Gündem
  • 18.6.2012 16:12

'Moda oldu, ne olursa hemen fatura cemaate kesiliyor'

AKP'li Ömer Çelik, katıldığı canlı yayında gündeme ilişkin önemli açıklamalarda bulundu.

AKP Genel Başkan Yardımcısı Hüseyin Çelik, “Bu bir moda oldu, ne olursa hemen fatura cemaate kesiliyor. Fenerbahçe’yi cemaat ele geçiriyor. Bu işi biraz iyi bilen cemaatleri ve hareketleri yakından bilen biri olarak kıs kıs gülüyorum. Bunun aslı astarı yok” dedi.

AKP Genel Başkan Yardımcısı Hüseyin Çelik, Özel Yetkili Mahkemelerle ilgili düzenlemelerin yargı paketlerine önerge yoluyla eklenecek maddeler yoluyla değil müstakil yasa yoluyla yapılmasının daha doğru olacağını belirterek, “Müstakil kanun tasarısı olabilir, Sayın Başbakan Yardımcımız bunun 3. veya 4. pakete önergeyle de ilave edilebileceğini söylemişti. Ama önergeyle ilave etmek çok olabilecek bir şey gibi görünmüyor. Bu kadar hassas bir meseleyi sadece bir madde bir öneriyle ilave etmek belki doğru olmayabilir. Bu eskilerin tarifiyle etrafını cami ağyarını mani bir çalışma gerektirir. Olması gerekenleri içeren, olmaması gerekenleri dışarıda bırakan bir çalışma gerektiriyor” diye konuştu.
 

NTV’nin canlı yayınında soruları yanıtlayan AKP Genel Başkan Yardımcısı Hüseyin Çelik, Başbakan Yardımcısı Bülent Arınç’ın Öcalan’a ev hapsi tartışmalarını başlatan sözlerine açıklık getirdi. “Sayın Arınç ‘Ev hapsine alınabilir’ dememiştir. Ama bir talepten, insanca bir konuşmadan söz ediyorsanız, bu ancak silahlar sustuktan sonra olabilir. Nitekim bugün de konuşuluyor. Abdullah Öcalan’ın ev hapsine alınması BDP’liler tarafından sık sık dile getiriliyor. Ama bu konuda hükümet bugüne kadar tavrını net olarak ortaya koydu. Türkiye’de silahlar susmadan böyle bir mesele asla konuşulmaz, böyle bir af da gündemde yok, Abdullah Öcalan’ın ev hapsine alınması da söz konusu değil” diyen Çelik, Arınç’ın çözüm için gelen kimseyi kapıdan çevirmeyeceklerini ifade ettiğini söyledi. Arınç’ın sözlerini Şanlıurfa Cezaevi’nde çıkan yangınla anlatan Çelik, “Örneğin Şanlıurfa Cezaevi’nde yangın çıktı. Bir taraftan yangın her tarafı sarmışken, bir taraftan mahkumların talepleri nedir diye kimseyle oturup konuşur musunuz? Önce bu yangının söndürülmesi lazım, sonra ‘Sizin derdiniz, talebiniz nedir?’ diye sorarsınız. Ama bu taleplerin de hepsinin yerine getirileceği anlamına da gelmez. Sayın Arınç’ın söylediği de budur” ifadelerini kullandı.

▸ **Yönergeler**:
1. Çelik'in açıklamalarını aktaran haberle ilgili şu soruları yanıtlar mısınız?
(a) Çelik soruları hangi kanalın canlı yayınında yanıtladı?
(b) Çelik'e göre Özel Yetkili Mahkemelerle ilgili düzenlemelerin hangi yolla yapılması daha doğru olur?
(c) Çelik, Arınç'ın sözlerini hangi olayı örnek vererek anlattı?
2. Çelik'in açıklamalarını aktaran haberi, son cümlesinden sonra sürdürür müsünüz?

▸ **Kayıtlar**:
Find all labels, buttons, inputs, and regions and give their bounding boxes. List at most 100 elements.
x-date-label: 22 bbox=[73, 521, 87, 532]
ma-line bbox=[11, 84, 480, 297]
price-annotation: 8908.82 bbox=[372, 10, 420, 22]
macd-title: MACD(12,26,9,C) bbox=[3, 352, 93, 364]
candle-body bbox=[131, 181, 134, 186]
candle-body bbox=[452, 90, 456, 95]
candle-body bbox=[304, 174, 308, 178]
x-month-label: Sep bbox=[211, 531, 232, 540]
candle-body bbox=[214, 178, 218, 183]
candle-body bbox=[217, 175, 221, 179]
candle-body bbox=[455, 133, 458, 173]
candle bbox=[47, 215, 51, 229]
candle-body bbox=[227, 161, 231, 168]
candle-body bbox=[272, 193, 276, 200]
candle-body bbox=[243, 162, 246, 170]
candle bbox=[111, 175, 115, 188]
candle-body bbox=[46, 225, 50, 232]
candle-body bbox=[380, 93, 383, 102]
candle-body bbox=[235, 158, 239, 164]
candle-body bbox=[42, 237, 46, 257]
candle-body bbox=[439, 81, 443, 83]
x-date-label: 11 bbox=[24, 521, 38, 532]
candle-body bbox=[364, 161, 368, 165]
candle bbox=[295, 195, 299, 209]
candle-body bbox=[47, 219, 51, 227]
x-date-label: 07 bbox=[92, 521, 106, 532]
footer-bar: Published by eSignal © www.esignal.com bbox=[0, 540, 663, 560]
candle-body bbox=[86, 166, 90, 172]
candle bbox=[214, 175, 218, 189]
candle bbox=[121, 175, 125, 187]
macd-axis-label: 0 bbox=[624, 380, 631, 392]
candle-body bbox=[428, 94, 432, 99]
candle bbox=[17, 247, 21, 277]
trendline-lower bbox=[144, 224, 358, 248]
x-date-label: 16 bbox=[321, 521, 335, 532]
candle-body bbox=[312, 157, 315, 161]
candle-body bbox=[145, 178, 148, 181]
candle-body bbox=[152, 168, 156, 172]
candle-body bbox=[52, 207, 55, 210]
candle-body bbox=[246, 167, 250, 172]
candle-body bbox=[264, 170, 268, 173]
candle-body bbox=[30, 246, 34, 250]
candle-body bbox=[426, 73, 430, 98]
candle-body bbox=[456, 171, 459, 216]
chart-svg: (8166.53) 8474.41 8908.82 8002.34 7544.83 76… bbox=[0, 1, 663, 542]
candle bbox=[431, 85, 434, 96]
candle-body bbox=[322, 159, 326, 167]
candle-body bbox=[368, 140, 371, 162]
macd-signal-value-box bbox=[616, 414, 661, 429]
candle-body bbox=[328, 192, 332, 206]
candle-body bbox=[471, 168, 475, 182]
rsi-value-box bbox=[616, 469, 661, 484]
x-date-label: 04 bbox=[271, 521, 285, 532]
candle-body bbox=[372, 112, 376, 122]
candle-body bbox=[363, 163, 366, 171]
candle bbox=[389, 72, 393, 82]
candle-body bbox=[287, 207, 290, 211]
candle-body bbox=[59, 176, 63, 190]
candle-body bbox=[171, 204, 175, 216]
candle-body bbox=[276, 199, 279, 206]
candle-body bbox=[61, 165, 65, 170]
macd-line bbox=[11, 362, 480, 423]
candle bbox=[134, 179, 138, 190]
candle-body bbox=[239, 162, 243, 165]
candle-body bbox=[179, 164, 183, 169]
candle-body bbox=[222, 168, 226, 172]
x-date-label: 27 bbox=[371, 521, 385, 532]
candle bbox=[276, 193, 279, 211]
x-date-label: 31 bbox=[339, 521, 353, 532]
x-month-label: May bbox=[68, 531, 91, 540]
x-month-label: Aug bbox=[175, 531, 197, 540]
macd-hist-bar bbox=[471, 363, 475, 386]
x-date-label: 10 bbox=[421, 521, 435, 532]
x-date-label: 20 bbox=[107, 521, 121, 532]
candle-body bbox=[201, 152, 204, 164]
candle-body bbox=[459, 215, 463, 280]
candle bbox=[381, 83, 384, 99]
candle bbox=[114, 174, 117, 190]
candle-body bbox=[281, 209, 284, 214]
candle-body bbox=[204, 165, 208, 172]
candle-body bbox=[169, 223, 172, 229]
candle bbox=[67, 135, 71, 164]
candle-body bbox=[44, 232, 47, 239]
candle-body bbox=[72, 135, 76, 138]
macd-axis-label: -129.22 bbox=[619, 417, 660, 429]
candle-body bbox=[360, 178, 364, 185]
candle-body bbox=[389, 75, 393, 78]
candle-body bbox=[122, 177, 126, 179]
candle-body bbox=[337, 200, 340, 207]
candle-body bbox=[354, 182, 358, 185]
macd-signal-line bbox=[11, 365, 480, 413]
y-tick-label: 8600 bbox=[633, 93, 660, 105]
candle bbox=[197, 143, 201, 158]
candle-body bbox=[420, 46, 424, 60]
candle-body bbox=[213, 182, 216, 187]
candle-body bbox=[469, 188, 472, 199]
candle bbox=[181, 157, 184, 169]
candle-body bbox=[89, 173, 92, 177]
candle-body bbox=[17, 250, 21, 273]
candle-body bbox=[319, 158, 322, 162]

▸ **Yanıtlar**:
1.
(a) NTV'nin canlı yayınında.
(b) Yargı paketlerine önergeyle eklenecek maddelerle değil, müstakil bir yasayla.
(c) Şanlıurfa Cezaevi'nde çıkan yangını örnek verdi.

2.
-“ÖCALAN’LA YENİDEN GÖRÜŞME NİYETİ YOK”-

Çelik, Abdullah Öcalan’la kesilen görüşmelerin yeniden başlayıp başlamayacağına ilişkin olarak da “Hükümetin bu konuda net bir tavrı var. Daha önce bu görüşmeler devletin belli görevlileri tarafından yapılıyordu ve bu şu an askıya alınmış durumda. Hükümetin bugünkü şartlar sürdüğü sürece yeniden görüşme gibi bir niyeti de yok” dedi.

-“NEDEN BUNLARI İÇERİ ALIYORUSUNUZ?”-

Çelik, KCK davası kapsamında kendisinin de milletvekili olduğu Van’ın belediye başkanının tutuklandığının hatırlatılması ve KCK sürecindeki yargı kararlarının oluşan olumlu havayı etkileyip etkilemediğinin sorulması üzerine terörle mücadele her halde ve şartta devam ettiğini bununla birlikte Kürt meselesinin AKP hükümeti tarafından “terörle birebir eşleştirilmediğini” vurguladı. Çelik, kür vatandaşların bir çok makul talebinin karşılandığını, bunu yaparken hedeflerinin BDP’yi ya da PKK’yı memnun etmek olmadığını, bu anlamda KCK’nın da bir yargı süreci olarak devam ettiğini ifade etti. Çelik, “Bize şöyle bir soru soruyorlar: ‘Bu insanlar eline silah almamış, neden bunları içeri alıyorsunuz?’ diyorlar. Terör sadece tetik sıkmak değildir. O silahı teröristin eline vermek de onun parasını temin etmek de ona barut taşımak da teröriste hamilik etmek, yardım ve yatlık etmek ona barınma, yeme , içme imkanı hazırlamak da terör kapsamındadır. KCK böyle değerlendirilirse daha sağlıklı olur” diye konuştu.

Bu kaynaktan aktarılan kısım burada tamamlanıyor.